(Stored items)

# # #

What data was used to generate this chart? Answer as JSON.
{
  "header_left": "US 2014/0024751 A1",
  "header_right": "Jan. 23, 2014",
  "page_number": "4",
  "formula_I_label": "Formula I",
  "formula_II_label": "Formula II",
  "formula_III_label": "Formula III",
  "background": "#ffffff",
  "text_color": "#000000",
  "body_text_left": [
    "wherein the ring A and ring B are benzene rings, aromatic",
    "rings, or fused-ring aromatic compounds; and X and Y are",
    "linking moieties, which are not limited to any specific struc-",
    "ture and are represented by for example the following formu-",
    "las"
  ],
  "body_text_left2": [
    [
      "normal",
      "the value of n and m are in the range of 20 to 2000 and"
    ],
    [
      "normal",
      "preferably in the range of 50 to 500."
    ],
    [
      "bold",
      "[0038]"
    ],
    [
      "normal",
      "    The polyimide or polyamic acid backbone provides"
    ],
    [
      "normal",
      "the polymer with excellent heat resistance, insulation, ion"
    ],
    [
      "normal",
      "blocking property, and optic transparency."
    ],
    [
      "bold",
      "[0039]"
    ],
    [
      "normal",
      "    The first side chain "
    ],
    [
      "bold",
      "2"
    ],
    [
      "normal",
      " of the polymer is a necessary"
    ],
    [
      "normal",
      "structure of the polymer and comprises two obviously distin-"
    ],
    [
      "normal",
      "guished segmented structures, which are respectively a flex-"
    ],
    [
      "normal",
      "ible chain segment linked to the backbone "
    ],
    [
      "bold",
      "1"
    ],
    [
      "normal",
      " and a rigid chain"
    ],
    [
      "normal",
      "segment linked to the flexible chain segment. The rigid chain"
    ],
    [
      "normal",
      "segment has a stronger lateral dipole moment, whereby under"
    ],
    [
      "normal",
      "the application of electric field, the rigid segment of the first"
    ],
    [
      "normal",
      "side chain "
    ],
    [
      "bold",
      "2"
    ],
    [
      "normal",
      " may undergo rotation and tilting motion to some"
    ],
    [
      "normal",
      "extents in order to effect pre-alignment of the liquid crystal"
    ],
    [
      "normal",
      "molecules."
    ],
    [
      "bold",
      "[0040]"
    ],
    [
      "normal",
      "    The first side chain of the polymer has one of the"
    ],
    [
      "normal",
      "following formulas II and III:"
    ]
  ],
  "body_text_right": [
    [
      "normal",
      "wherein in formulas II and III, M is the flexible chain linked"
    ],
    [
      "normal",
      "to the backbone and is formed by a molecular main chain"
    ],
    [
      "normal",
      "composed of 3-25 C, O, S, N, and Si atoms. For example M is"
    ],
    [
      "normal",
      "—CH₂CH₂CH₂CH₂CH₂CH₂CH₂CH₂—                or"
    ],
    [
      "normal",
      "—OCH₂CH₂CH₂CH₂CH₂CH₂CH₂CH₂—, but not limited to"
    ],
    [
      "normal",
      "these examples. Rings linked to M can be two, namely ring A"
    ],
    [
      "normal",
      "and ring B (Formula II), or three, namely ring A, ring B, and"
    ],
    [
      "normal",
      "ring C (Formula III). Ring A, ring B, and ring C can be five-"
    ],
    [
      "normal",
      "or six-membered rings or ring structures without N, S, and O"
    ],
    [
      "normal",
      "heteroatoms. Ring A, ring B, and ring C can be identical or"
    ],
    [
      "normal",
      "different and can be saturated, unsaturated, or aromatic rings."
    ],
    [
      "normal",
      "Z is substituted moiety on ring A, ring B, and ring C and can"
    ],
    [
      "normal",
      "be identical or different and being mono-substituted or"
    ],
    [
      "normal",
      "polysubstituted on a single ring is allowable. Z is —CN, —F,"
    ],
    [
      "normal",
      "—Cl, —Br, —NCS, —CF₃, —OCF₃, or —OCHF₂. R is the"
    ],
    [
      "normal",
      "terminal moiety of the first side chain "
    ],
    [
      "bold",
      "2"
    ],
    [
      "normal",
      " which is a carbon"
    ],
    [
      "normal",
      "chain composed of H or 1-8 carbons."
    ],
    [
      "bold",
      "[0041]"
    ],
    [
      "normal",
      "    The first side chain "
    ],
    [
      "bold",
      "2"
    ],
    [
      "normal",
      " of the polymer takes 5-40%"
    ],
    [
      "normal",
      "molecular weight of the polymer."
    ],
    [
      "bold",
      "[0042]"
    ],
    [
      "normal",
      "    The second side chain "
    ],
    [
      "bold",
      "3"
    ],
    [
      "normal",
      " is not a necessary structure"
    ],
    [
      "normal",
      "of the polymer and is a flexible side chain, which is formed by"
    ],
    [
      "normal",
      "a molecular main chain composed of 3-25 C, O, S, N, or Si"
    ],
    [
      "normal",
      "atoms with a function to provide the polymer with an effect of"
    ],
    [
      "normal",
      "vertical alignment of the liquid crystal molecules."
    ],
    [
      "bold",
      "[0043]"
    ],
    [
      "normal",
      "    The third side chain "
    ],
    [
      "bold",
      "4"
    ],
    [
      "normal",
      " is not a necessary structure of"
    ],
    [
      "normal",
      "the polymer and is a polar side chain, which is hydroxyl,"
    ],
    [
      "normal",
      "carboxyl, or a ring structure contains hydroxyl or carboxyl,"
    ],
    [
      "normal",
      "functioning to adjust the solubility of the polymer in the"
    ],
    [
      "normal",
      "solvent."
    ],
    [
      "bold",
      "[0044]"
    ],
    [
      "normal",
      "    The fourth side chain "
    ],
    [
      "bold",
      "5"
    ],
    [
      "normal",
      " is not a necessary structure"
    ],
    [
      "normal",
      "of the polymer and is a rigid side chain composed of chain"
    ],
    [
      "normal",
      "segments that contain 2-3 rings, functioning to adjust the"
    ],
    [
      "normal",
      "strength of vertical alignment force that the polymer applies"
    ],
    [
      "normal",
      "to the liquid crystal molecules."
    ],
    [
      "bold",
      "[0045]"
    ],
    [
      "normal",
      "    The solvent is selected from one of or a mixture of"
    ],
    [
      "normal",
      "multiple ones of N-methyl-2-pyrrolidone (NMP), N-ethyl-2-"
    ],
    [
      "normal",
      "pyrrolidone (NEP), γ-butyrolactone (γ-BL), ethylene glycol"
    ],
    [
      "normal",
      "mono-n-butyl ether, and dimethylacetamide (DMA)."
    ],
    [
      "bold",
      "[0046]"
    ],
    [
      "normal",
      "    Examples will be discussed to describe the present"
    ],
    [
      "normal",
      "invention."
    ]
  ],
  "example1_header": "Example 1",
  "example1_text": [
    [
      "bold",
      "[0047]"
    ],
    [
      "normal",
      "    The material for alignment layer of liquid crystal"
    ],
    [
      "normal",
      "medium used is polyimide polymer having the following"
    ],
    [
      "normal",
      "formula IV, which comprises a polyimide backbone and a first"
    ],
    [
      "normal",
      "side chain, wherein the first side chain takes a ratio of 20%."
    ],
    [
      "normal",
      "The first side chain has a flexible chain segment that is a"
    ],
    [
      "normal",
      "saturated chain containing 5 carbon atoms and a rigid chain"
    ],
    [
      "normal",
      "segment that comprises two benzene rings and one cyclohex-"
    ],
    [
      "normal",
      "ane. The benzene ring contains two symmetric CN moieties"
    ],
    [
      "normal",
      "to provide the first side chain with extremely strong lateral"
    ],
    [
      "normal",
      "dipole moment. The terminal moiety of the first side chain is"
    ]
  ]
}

# # #

Every record above should be output exactly.

* **Response to the task**
What data was used to generate this chart? Answer as JSON.
{
  "header_left": "US 2014/0024751 A1",
  "header_right": "Jan. 23, 2014",
  "page_number": "4",
  "formula_I_label": "Formula I",
  "formula_II_label": "Formula II",
  "formula_III_label": "Formula III",
  "background": "#ffffff",
  "text_color": "#000000",
  "body_text_left": [
    "wherein the ring A and ring B are benzene rings, aromatic",
    "rings, or fused-ring aromatic compounds; and X and Y are",
    "linking moieties, which are not limited to any specific struc-",
    "ture and are represented by for example the following formu-",
    "las"
  ],
  "body_text_left2": [
    [
      "normal",
      "the value of n and m are in the range of 20 to 2000 and"
    ],
    [
      "normal",
      "preferably in the range of 50 to 500."
    ],
    [
      "bold",
      "[0038]"
    ],
    [
      "normal",
      "    The polyimide or polyamic acid backbone provides"
    ],
    [
      "normal",
      "the polymer with excellent heat resistance, insulation, ion"
    ],
    [
      "normal",
      "blocking property, and optic transparency."
    ],
    [
      "bold",
      "[0039]"
    ],
    [
      "normal",
      "    The first side chain "
    ],
    [
      "bold",
      "2"
    ],
    [
      "normal",
      " of the polymer is a necessary"
    ],
    [
      "normal",
      "structure of the polymer and comprises two obviously distin-"
    ],
    [
      "normal",
      "guished segmented structures, which are respectively a flex-"
    ],
    [
      "normal",
      "ible chain segment linked to the backbone "
    ],
    [
      "bold",
      "1"
    ],
    [
      "normal",
      " and a rigid chain"
    ],
    [
      "normal",
      "segment linked to the flexible chain segment. The rigid chain"
    ],
    [
      "normal",
      "segment has a stronger lateral dipole moment, whereby under"
    ],
    [
      "normal",
      "the application of electric field, the rigid segment of the first"
    ],
    [
      "normal",
      "side chain "
    ],
    [
      "bold",
      "2"
    ],
    [
      "normal",
      " may undergo rotation and tilting motion to some"
    ],
    [
      "normal",
      "extents in order to effect pre-alignment of the liquid crystal"
    ],
    [
      "normal",
      "molecules."
    ],
    [
      "bold",
      "[0040]"
    ],
    [
      "normal",
      "    The first side chain of the polymer has one of the"
    ],
    [
      "normal",
      "following formulas II and III:"
    ]
  ],
  "body_text_right": [
    [
      "normal",
      "wherein in formulas II and III, M is the flexible chain linked"
    ],
    [
      "normal",
      "to the backbone and is formed by a molecular main chain"
    ],
    [
      "normal",
      "composed of 3-25 C, O, S, N, and Si atoms. For example M is"
    ],
    [
      "normal",
      "—CH₂CH₂CH₂CH₂CH₂CH₂CH₂CH₂—                or"
    ],
    [
      "normal",
      "—OCH₂CH₂CH₂CH₂CH₂CH₂CH₂CH₂—, but not limited to"
    ],
    [
      "normal",
      "these examples. Rings linked to M can be two, namely ring A"
    ],
    [
      "normal",
      "and ring B (Formula II), or three, namely ring A, ring B, and"
    ],
    [
      "normal",
      "ring C (Formula III). Ring A, ring B, and ring C can be five-"
    ],
    [
      "normal",
      "or six-membered rings or ring structures without N, S, and O"
    ],
    [
      "normal",
      "heteroatoms. Ring A, ring B, and ring C can be identical or"
    ],
    [
      "normal",
      "different and can be saturated, unsaturated, or aromatic rings."
    ],
    [
      "normal",
      "Z is substituted moiety on ring A, ring B, and ring C and can"
    ],
    [
      "normal",
      "be identical or different and being mono-substituted or"
    ],
    [
      "normal",
      "polysubstituted on a single ring is allowable. Z is —CN, —F,"
    ],
    [
      "normal",
      "—Cl, —Br, —NCS, —CF₃, —OCF₃, or —OCHF₂. R is the"
    ],
    [
      "normal",
      "terminal moiety of the first side chain "
    ],
    [
      "bold",
      "2"
    ],
    [
      "normal",
      " which is a carbon"
    ],
    [
      "normal",
      "chain composed of H or 1-8 carbons."
    ],
    [
      "bold",
      "[0041]"
    ],
    [
      "normal",
      "    The first side chain "
    ],
    [
      "bold",
      "2"
    ],
    [
      "normal",
      " of the polymer takes 5-40%"
    ],
    [
      "normal",
      "molecular weight of the polymer."
    ],
    [
      "bold",
      "[0042]"
    ],
    [
      "normal",
      "    The second side chain "
    ],
    [
      "bold",
      "3"
    ],
    [
      "normal",
      " is not a necessary structure"
    ],
    [
      "normal",
      "of the polymer and is a flexible side chain, which is formed by"
    ],
    [
      "normal",
      "a molecular main chain composed of 3-25 C, O, S, N, or Si"
    ],
    [
      "normal",
      "atoms with a function to provide the polymer with an effect of"
    ],
    [
      "normal",
      "vertical alignment of the liquid crystal molecules."
    ],
    [
      "bold",
      "[0043]"
    ],
    [
      "normal",
      "    The third side chain "
    ],
    [
      "bold",
      "4"
    ],
    [
      "normal",
      " is not a necessary structure of"
    ],
    [
      "normal",
      "the polymer and is a polar side chain, which is hydroxyl,"
    ],
    [
      "normal",
      "carboxyl, or a ring structure contains hydroxyl or carboxyl,"
    ],
    [
      "normal",
      "functioning to adjust the solubility of the polymer in the"
    ],
    [
      "normal",
      "solvent."
    ],
    [
      "bold",
      "[0044]"
    ],
    [
      "normal",
      "    The fourth side chain "
    ],
    [
      "bold",
      "5"
    ],
    [
      "normal",
      " is not a necessary structure"
    ],
    [
      "normal",
      "of the polymer and is a rigid side chain composed of chain"
    ],
    [
      "normal",
      "segments that contain 2-3 rings, functioning to adjust the"
    ],
    [
      "normal",
      "strength of vertical alignment force that the polymer applies"
    ],
    [
      "normal",
      "to the liquid crystal molecules."
    ],
    [
      "bold",
      "[0045]"
    ],
    [
      "normal",
      "    The solvent is selected from one of or a mixture of"
    ],
    [
      "normal",
      "multiple ones of N-methyl-2-pyrrolidone (NMP), N-ethyl-2-"
    ],
    [
      "normal",
      "pyrrolidone (NEP), γ-butyrolactone (γ-BL), ethylene glycol"
    ],
    [
      "normal",
      "mono-n-butyl ether, and dimethylacetamide (DMA)."
    ],
    [
      "bold",
      "[0046]"
    ],
    [
      "normal",
      "    Examples will be discussed to describe the present"
    ],
    [
      "normal",
      "invention."
    ]
  ],
  "example1_header": "Example 1",
  "example1_text": [
    [
      "bold",
      "[0047]"
    ],
    [
      "normal",
      "    The material for alignment layer of liquid crystal"
    ],
    [
      "normal",
      "medium used is polyimide polymer having the following"
    ],
    [
      "normal",
      "formula IV, which comprises a polyimide backbone and a first"
    ],
    [
      "normal",
      "side chain, wherein the first side chain takes a ratio of 20%."
    ],
    [
      "normal",
      "The first side chain has a flexible chain segment that is a"
    ],
    [
      "normal",
      "saturated chain containing 5 carbon atoms and a rigid chain"
    ],
    [
      "normal",
      "segment that comprises two benzene rings and one cyclohex-"
    ],
    [
      "normal",
      "ane. The benzene ring contains two symmetric CN moieties"
    ],
    [
      "normal",
      "to provide the first side chain with extremely strong lateral"
    ],
    [
      "normal",
      "dipole moment. The terminal moiety of the first side chain is"
    ]
  ]
}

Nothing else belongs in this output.